Check every line of the material below for the string "bottom", and return the ones that have it.
··········
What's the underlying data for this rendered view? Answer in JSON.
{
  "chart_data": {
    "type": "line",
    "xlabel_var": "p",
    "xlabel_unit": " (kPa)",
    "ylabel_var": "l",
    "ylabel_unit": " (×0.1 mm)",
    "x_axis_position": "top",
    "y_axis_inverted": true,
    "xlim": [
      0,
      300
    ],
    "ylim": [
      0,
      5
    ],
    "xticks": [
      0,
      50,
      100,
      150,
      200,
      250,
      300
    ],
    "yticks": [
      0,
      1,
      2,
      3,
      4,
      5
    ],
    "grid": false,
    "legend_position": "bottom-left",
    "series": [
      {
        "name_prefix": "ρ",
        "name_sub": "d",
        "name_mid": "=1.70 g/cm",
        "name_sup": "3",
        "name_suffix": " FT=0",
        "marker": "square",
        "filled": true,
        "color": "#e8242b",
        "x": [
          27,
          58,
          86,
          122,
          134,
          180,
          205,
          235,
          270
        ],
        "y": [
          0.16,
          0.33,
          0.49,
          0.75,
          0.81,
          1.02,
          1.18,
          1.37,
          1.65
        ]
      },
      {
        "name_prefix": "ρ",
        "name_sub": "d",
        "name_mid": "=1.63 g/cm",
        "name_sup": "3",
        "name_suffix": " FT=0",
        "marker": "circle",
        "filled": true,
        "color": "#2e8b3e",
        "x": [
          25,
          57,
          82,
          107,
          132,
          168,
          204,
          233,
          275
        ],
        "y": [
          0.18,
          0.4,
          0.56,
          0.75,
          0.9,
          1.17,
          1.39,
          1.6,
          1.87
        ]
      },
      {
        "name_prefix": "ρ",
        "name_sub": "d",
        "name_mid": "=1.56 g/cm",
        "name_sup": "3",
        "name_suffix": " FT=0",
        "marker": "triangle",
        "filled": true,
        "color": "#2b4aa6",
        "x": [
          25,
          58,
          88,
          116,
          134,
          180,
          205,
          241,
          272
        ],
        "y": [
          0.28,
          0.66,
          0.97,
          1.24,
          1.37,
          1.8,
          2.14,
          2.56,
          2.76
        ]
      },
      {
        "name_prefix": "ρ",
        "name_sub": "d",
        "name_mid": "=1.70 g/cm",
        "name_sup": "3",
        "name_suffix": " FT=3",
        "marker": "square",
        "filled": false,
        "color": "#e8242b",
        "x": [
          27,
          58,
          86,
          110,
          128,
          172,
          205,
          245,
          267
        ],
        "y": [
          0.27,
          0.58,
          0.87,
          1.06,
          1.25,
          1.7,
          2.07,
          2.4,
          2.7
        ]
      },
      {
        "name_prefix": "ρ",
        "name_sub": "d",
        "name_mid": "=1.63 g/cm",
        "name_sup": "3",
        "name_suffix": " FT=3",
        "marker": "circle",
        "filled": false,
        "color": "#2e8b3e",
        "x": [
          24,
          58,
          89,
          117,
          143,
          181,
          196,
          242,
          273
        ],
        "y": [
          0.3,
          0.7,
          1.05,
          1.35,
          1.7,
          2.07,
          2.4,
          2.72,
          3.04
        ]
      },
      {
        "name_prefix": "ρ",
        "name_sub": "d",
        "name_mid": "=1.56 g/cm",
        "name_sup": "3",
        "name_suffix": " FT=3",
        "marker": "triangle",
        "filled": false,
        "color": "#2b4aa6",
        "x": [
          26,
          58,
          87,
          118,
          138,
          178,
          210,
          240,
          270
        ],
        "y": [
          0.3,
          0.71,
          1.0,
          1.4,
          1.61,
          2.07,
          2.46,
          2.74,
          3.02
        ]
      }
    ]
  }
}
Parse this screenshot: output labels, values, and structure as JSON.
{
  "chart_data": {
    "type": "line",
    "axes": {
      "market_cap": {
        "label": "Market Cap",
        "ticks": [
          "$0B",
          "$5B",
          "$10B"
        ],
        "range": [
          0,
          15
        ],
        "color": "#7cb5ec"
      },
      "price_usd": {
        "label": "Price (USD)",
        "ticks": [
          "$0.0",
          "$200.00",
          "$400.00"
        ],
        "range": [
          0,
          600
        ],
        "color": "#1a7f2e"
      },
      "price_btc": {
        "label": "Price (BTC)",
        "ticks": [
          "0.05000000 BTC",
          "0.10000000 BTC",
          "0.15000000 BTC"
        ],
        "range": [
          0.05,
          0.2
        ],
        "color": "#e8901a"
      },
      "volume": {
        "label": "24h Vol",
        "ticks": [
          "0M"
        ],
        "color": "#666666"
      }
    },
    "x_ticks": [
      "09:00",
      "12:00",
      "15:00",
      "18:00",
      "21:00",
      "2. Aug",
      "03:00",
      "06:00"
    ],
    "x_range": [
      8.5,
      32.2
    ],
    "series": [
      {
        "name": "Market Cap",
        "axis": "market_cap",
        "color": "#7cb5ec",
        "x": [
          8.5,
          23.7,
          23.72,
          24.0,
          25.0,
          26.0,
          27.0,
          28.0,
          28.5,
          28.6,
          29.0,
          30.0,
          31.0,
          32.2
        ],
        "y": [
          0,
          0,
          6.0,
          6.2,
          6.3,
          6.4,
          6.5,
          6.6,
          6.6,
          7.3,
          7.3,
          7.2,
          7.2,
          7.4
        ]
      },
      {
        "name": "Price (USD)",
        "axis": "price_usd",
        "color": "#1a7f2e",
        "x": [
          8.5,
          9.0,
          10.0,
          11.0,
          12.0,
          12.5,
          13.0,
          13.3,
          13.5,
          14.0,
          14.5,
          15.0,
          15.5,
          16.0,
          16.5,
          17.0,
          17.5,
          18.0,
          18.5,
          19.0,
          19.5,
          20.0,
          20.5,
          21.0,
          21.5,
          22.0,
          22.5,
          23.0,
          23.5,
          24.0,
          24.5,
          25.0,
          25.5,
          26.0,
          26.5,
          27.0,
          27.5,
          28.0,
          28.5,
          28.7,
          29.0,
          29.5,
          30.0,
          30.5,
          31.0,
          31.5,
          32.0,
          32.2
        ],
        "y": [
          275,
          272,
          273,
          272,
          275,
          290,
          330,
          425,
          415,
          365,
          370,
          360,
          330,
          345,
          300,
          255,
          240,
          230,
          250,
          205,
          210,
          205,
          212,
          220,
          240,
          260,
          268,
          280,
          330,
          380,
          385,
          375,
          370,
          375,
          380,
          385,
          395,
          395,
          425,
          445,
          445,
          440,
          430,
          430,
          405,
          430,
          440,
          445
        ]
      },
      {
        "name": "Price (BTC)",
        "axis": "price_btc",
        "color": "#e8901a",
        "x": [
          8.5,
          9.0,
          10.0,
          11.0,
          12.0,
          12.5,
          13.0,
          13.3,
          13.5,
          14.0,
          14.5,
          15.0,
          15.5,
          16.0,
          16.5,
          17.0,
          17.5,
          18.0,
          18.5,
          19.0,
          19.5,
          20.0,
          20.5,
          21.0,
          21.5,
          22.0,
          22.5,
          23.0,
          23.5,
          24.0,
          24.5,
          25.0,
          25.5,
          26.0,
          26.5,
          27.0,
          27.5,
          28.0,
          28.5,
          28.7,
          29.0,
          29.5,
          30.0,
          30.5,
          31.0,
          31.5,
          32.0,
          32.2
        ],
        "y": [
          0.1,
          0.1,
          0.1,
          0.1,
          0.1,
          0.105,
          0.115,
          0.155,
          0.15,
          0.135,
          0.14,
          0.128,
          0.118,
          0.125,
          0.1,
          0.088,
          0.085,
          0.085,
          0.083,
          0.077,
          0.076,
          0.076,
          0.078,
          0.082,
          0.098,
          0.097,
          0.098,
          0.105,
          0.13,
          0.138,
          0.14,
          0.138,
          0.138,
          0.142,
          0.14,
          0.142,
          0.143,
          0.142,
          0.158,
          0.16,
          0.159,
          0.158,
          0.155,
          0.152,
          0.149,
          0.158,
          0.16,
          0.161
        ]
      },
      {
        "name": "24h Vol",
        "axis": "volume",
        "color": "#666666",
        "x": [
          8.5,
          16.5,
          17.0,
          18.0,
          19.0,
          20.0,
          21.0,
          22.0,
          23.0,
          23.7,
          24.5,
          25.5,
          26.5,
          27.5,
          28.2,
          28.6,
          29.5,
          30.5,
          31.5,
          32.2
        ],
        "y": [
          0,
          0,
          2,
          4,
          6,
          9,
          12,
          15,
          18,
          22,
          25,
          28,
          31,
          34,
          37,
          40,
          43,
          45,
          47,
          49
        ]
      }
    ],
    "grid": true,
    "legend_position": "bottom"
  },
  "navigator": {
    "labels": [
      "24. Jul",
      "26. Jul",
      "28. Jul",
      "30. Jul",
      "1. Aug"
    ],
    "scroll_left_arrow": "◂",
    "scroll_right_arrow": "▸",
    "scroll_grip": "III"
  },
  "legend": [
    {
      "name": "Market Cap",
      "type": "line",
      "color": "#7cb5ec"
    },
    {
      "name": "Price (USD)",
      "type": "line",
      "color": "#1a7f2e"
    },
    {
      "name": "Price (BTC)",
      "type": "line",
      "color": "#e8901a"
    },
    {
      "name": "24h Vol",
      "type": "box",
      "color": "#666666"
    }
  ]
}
··········
**COMPLETE OUTPUT**
    "legend_position": "bottom-left",
    "legend_position": "bottom"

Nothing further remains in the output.